━━━━━ Extracted records
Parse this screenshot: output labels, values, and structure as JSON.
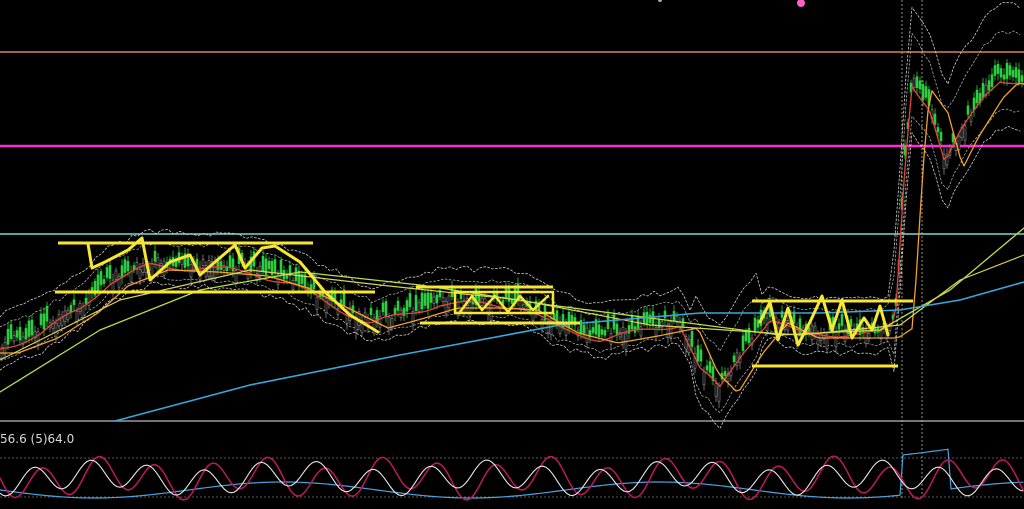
{
  "chart_data": {
    "type": "line",
    "oscillator_label": "56.6 (5)64.0",
    "colors": {
      "background": "#000000",
      "orange_hline": "#d9844a",
      "magenta_hline": "#ff2bd6",
      "cyan_hline": "#7ed6df",
      "yellow_markup": "#f7e633",
      "candles_green": "#2ecc40",
      "ma_red": "#e2473c",
      "ma_orange": "#f0a030",
      "ma_lightgreen": "#b8e04a",
      "ma_blue": "#3aa7d8",
      "osc_magenta": "#c2185b",
      "osc_white": "#e6e6e6",
      "osc_blue": "#4aa3df",
      "gray_separator": "#9a9a9a"
    }
  }
}
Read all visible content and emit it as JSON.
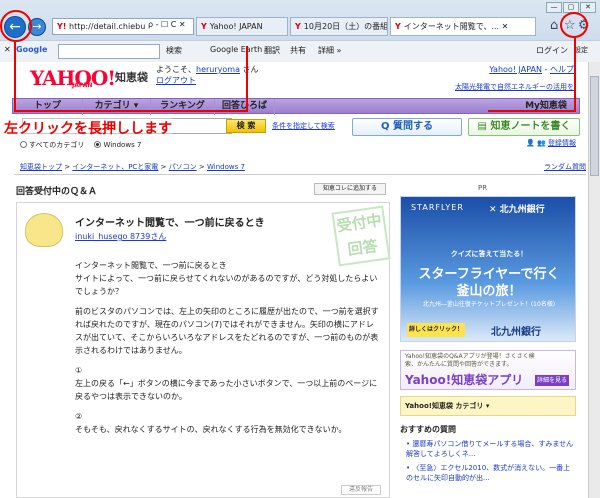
━━━━━━━━━━
# [What needs to be done]
Restate each entry word for word, please, but drop any images it holds.

# [Answer to this exercise]
Parse this screenshot: output labels, values, and structure as JSON.
{
  "chart_data": {
    "type": "line",
    "oscillator_label": "56.6 (5)64.0",
    "colors": {
      "background": "#000000",
      "orange_hline": "#d9844a",
      "magenta_hline": "#ff2bd6",
      "cyan_hline": "#7ed6df",
      "yellow_markup": "#f7e633",
      "candles_green": "#2ecc40",
      "ma_red": "#e2473c",
      "ma_orange": "#f0a030",
      "ma_lightgreen": "#b8e04a",
      "ma_blue": "#3aa7d8",
      "osc_magenta": "#c2185b",
      "osc_white": "#e6e6e6",
      "osc_blue": "#4aa3df",
      "gray_separator": "#9a9a9a"
    }
  }
}
Read all visible content and emit it as JSON.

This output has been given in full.